■ **Problem to solve**: Repeat each record exactly as written, and drop any images.

■ **Materials provided**:

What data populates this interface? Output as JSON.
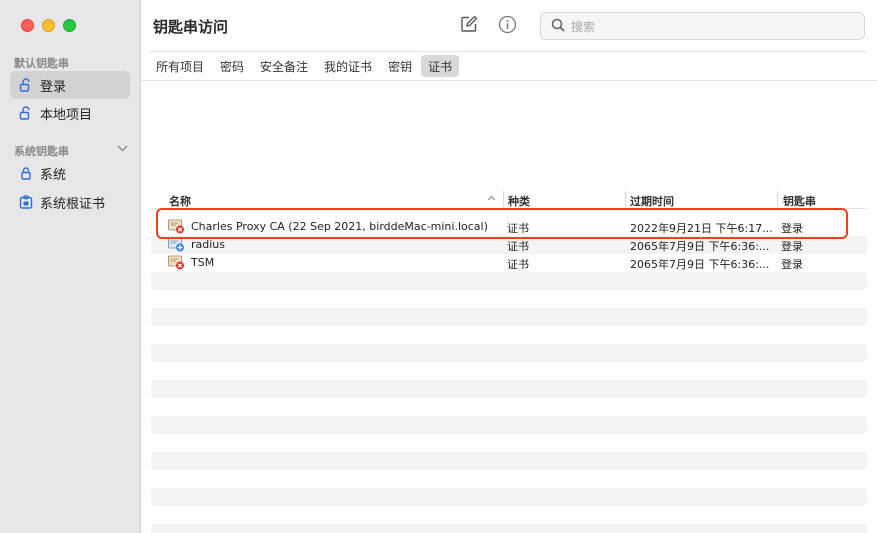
{
  "window": {
    "title": "钥匙串访问"
  },
  "sidebar": {
    "section_default": "默认钥匙串",
    "section_system": "系统钥匙串",
    "items": [
      {
        "label": "登录",
        "icon": "unlocked-padlock-icon",
        "selected": true
      },
      {
        "label": "本地项目",
        "icon": "unlocked-padlock-icon",
        "selected": false
      },
      {
        "label": "系统",
        "icon": "locked-padlock-icon",
        "selected": false
      },
      {
        "label": "系统根证书",
        "icon": "locked-cabinet-icon",
        "selected": false
      }
    ]
  },
  "toolbar": {
    "compose_icon": "compose-icon",
    "info_icon": "info-icon",
    "search_placeholder": "搜索"
  },
  "tabs": [
    {
      "label": "所有项目",
      "active": false
    },
    {
      "label": "密码",
      "active": false
    },
    {
      "label": "安全备注",
      "active": false
    },
    {
      "label": "我的证书",
      "active": false
    },
    {
      "label": "密钥",
      "active": false
    },
    {
      "label": "证书",
      "active": true
    }
  ],
  "table": {
    "columns": {
      "name": "名称",
      "kind": "种类",
      "expire": "过期时间",
      "chain": "钥匙串"
    },
    "rows": [
      {
        "name": "Charles Proxy CA (22 Sep 2021, birddeMac-mini.local)",
        "kind": "证书",
        "expire": "2022年9月21日 下午6:17...",
        "chain": "登录",
        "status": "invalid"
      },
      {
        "name": "radius",
        "kind": "证书",
        "expire": "2065年7月9日 下午6:36:...",
        "chain": "登录",
        "status": "trusted"
      },
      {
        "name": "TSM",
        "kind": "证书",
        "expire": "2065年7月9日 下午6:36:...",
        "chain": "登录",
        "status": "invalid"
      }
    ]
  },
  "colors": {
    "highlight": "#e8431c",
    "sidebar_bg": "#e8e6e8"
  }
}
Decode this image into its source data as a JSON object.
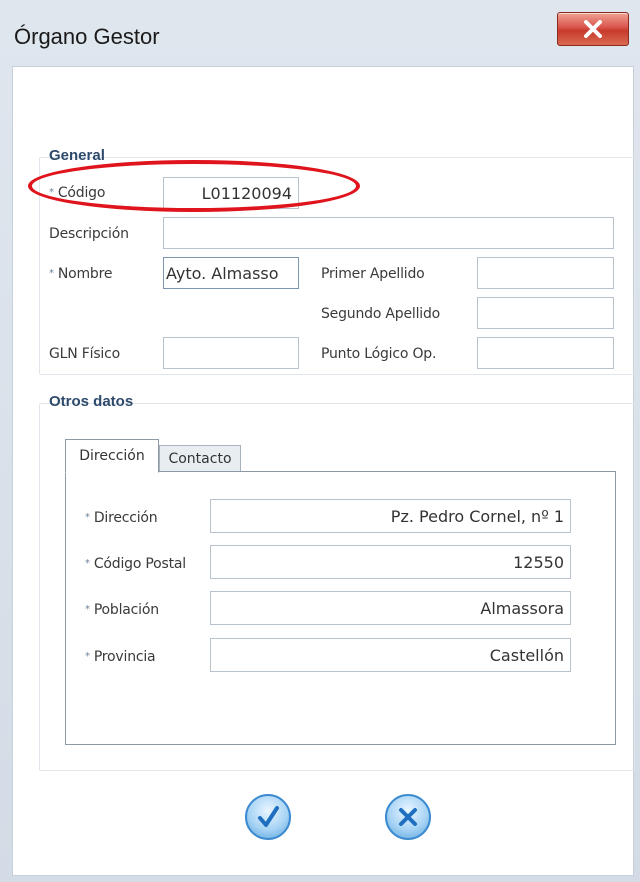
{
  "window": {
    "title": "Órgano Gestor",
    "close_label": "X"
  },
  "general": {
    "legend": "General",
    "codigo": {
      "label": "Código",
      "value": "L01120094"
    },
    "descripcion": {
      "label": "Descripción",
      "value": ""
    },
    "nombre": {
      "label": "Nombre",
      "value": "Ayto. Almasso"
    },
    "primer_apellido": {
      "label": "Primer Apellido",
      "value": ""
    },
    "segundo_apellido": {
      "label": "Segundo Apellido",
      "value": ""
    },
    "gln_fisico": {
      "label": "GLN Físico",
      "value": ""
    },
    "punto_logico": {
      "label": "Punto Lógico Op.",
      "value": ""
    },
    "required_marker": "*"
  },
  "otros": {
    "legend": "Otros datos",
    "tabs": [
      {
        "label": "Dirección",
        "active": true
      },
      {
        "label": "Contacto",
        "active": false
      }
    ],
    "direccion": {
      "label": "Dirección",
      "value": "Pz. Pedro Cornel, nº 1"
    },
    "codigo_postal": {
      "label": "Código Postal",
      "value": "12550"
    },
    "poblacion": {
      "label": "Población",
      "value": "Almassora"
    },
    "provincia": {
      "label": "Provincia",
      "value": "Castellón"
    }
  },
  "buttons": {
    "accept_icon": "checkmark-icon",
    "cancel_icon": "x-icon"
  },
  "colors": {
    "highlight": "#e0141d",
    "close_button": "#c73a2c",
    "legend_text": "#2e4a6b",
    "button_blue": "#3c8ad0"
  }
}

■ **Worked answer**:
What data populates this interface? Output as JSON.
{
  "window": {
    "title": "钥匙串访问"
  },
  "sidebar": {
    "section_default": "默认钥匙串",
    "section_system": "系统钥匙串",
    "items": [
      {
        "label": "登录",
        "icon": "unlocked-padlock-icon",
        "selected": true
      },
      {
        "label": "本地项目",
        "icon": "unlocked-padlock-icon",
        "selected": false
      },
      {
        "label": "系统",
        "icon": "locked-padlock-icon",
        "selected": false
      },
      {
        "label": "系统根证书",
        "icon": "locked-cabinet-icon",
        "selected": false
      }
    ]
  },
  "toolbar": {
    "compose_icon": "compose-icon",
    "info_icon": "info-icon",
    "search_placeholder": "搜索"
  },
  "tabs": [
    {
      "label": "所有项目",
      "active": false
    },
    {
      "label": "密码",
      "active": false
    },
    {
      "label": "安全备注",
      "active": false
    },
    {
      "label": "我的证书",
      "active": false
    },
    {
      "label": "密钥",
      "active": false
    },
    {
      "label": "证书",
      "active": true
    }
  ],
  "table": {
    "columns": {
      "name": "名称",
      "kind": "种类",
      "expire": "过期时间",
      "chain": "钥匙串"
    },
    "rows": [
      {
        "name": "Charles Proxy CA (22 Sep 2021, birddeMac-mini.local)",
        "kind": "证书",
        "expire": "2022年9月21日 下午6:17...",
        "chain": "登录",
        "status": "invalid"
      },
      {
        "name": "radius",
        "kind": "证书",
        "expire": "2065年7月9日 下午6:36:...",
        "chain": "登录",
        "status": "trusted"
      },
      {
        "name": "TSM",
        "kind": "证书",
        "expire": "2065年7月9日 下午6:36:...",
        "chain": "登录",
        "status": "invalid"
      }
    ]
  },
  "colors": {
    "highlight": "#e8431c",
    "sidebar_bg": "#e8e6e8"
  }
}
Decode this image into its source data as a JSON object.
{
  "window": {
    "title": "Órgano Gestor",
    "close_label": "X"
  },
  "general": {
    "legend": "General",
    "codigo": {
      "label": "Código",
      "value": "L01120094"
    },
    "descripcion": {
      "label": "Descripción",
      "value": ""
    },
    "nombre": {
      "label": "Nombre",
      "value": "Ayto. Almasso"
    },
    "primer_apellido": {
      "label": "Primer Apellido",
      "value": ""
    },
    "segundo_apellido": {
      "label": "Segundo Apellido",
      "value": ""
    },
    "gln_fisico": {
      "label": "GLN Físico",
      "value": ""
    },
    "punto_logico": {
      "label": "Punto Lógico Op.",
      "value": ""
    },
    "required_marker": "*"
  },
  "otros": {
    "legend": "Otros datos",
    "tabs": [
      {
        "label": "Dirección",
        "active": true
      },
      {
        "label": "Contacto",
        "active": false
      }
    ],
    "direccion": {
      "label": "Dirección",
      "value": "Pz. Pedro Cornel, nº 1"
    },
    "codigo_postal": {
      "label": "Código Postal",
      "value": "12550"
    },
    "poblacion": {
      "label": "Población",
      "value": "Almassora"
    },
    "provincia": {
      "label": "Provincia",
      "value": "Castellón"
    }
  },
  "buttons": {
    "accept_icon": "checkmark-icon",
    "cancel_icon": "x-icon"
  },
  "colors": {
    "highlight": "#e0141d",
    "close_button": "#c73a2c",
    "legend_text": "#2e4a6b",
    "button_blue": "#3c8ad0"
  }
}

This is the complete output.